## WRITTEN TASK
All of the entries must be reproduced exactly, with no images carried over.

## SUPPLIED ENTRIES

____________________

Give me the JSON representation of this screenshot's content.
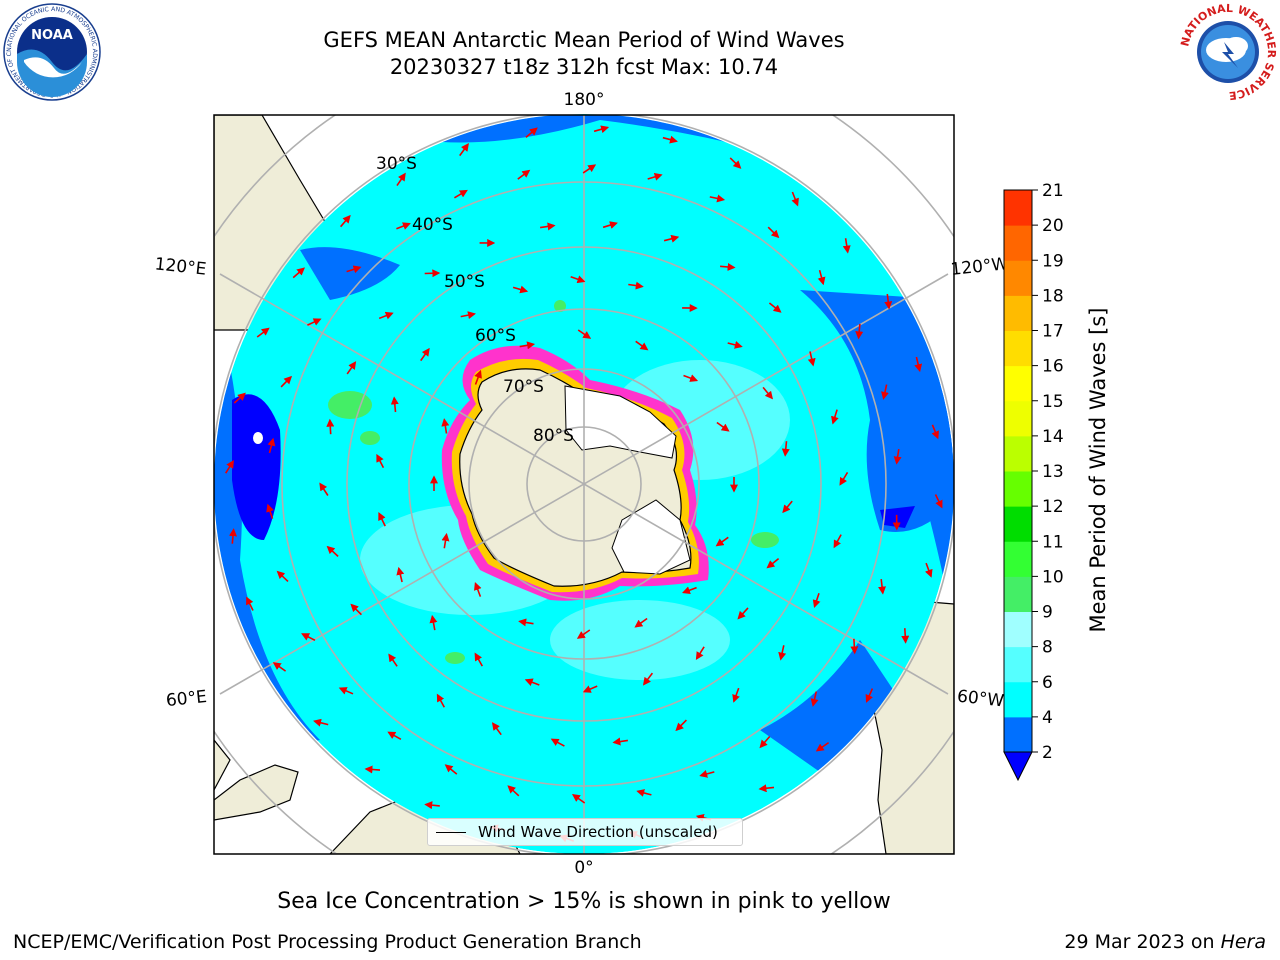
{
  "title": {
    "line1": "GEFS MEAN Antarctic Mean Period of Wind Waves",
    "line2": "20230327 t18z 312h fcst   Max: 10.74"
  },
  "map": {
    "projection": "south polar stereographic",
    "longitude_labels": [
      "180°",
      "120°E",
      "120°W",
      "60°E",
      "60°W",
      "0°"
    ],
    "latitude_labels": [
      "30°S",
      "40°S",
      "50°S",
      "60°S",
      "70°S",
      "80°S"
    ],
    "colors": {
      "ocean_4_6": "#00ffff",
      "ocean_2_4": "#0070ff",
      "ocean_lt_2": "#0000ff",
      "ocean_6_8": "#55ffff",
      "ocean_9_10": "#44ee66",
      "land": "#efedd8",
      "antarctic_ice": "#ffffff",
      "sea_ice_edge_pink": "#ff33cc",
      "sea_ice_edge_yellow": "#ffcc00",
      "arrows": "#ee0000",
      "gridlines": "#b0b0b0"
    }
  },
  "legend": {
    "label": "Wind Wave Direction (unscaled)"
  },
  "colorbar": {
    "label": "Mean Period of Wind Waves [s]",
    "ticks": [
      "2",
      "4",
      "6",
      "8",
      "9",
      "10",
      "11",
      "12",
      "13",
      "14",
      "15",
      "16",
      "17",
      "18",
      "19",
      "20",
      "21"
    ],
    "colors": [
      "#0070ff",
      "#00ffff",
      "#55ffff",
      "#a0ffff",
      "#44ee66",
      "#33ff33",
      "#00dd00",
      "#66ff00",
      "#bbff00",
      "#eeff00",
      "#ffff00",
      "#ffdd00",
      "#ffbb00",
      "#ff8800",
      "#ff6600",
      "#ff3300",
      "#ff0000"
    ],
    "extend_color": "#0000ff"
  },
  "caption": "Sea Ice Concentration > 15% is shown in pink to yellow",
  "footer": {
    "credit": "NCEP/EMC/Verification Post Processing Product Generation Branch",
    "date": "29 Mar 2023 on ",
    "host": "Hera"
  },
  "logos": {
    "noaa_text": "NOAA",
    "noaa_ring": "NATIONAL OCEANIC AND ATMOSPHERIC ADMINISTRATION · U.S. DEPARTMENT OF COMMERCE",
    "nws_ring": "NATIONAL WEATHER SERVICE"
  }
}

____________________

## TASK RESPONSE
Give me the JSON representation of this screenshot's content.
{
  "title": {
    "line1": "GEFS MEAN Antarctic Mean Period of Wind Waves",
    "line2": "20230327 t18z 312h fcst   Max: 10.74"
  },
  "map": {
    "projection": "south polar stereographic",
    "longitude_labels": [
      "180°",
      "120°E",
      "120°W",
      "60°E",
      "60°W",
      "0°"
    ],
    "latitude_labels": [
      "30°S",
      "40°S",
      "50°S",
      "60°S",
      "70°S",
      "80°S"
    ],
    "colors": {
      "ocean_4_6": "#00ffff",
      "ocean_2_4": "#0070ff",
      "ocean_lt_2": "#0000ff",
      "ocean_6_8": "#55ffff",
      "ocean_9_10": "#44ee66",
      "land": "#efedd8",
      "antarctic_ice": "#ffffff",
      "sea_ice_edge_pink": "#ff33cc",
      "sea_ice_edge_yellow": "#ffcc00",
      "arrows": "#ee0000",
      "gridlines": "#b0b0b0"
    }
  },
  "legend": {
    "label": "Wind Wave Direction (unscaled)"
  },
  "colorbar": {
    "label": "Mean Period of Wind Waves [s]",
    "ticks": [
      "2",
      "4",
      "6",
      "8",
      "9",
      "10",
      "11",
      "12",
      "13",
      "14",
      "15",
      "16",
      "17",
      "18",
      "19",
      "20",
      "21"
    ],
    "colors": [
      "#0070ff",
      "#00ffff",
      "#55ffff",
      "#a0ffff",
      "#44ee66",
      "#33ff33",
      "#00dd00",
      "#66ff00",
      "#bbff00",
      "#eeff00",
      "#ffff00",
      "#ffdd00",
      "#ffbb00",
      "#ff8800",
      "#ff6600",
      "#ff3300",
      "#ff0000"
    ],
    "extend_color": "#0000ff"
  },
  "caption": "Sea Ice Concentration > 15% is shown in pink to yellow",
  "footer": {
    "credit": "NCEP/EMC/Verification Post Processing Product Generation Branch",
    "date": "29 Mar 2023 on ",
    "host": "Hera"
  },
  "logos": {
    "noaa_text": "NOAA",
    "noaa_ring": "NATIONAL OCEANIC AND ATMOSPHERIC ADMINISTRATION · U.S. DEPARTMENT OF COMMERCE",
    "nws_ring": "NATIONAL WEATHER SERVICE"
  }
}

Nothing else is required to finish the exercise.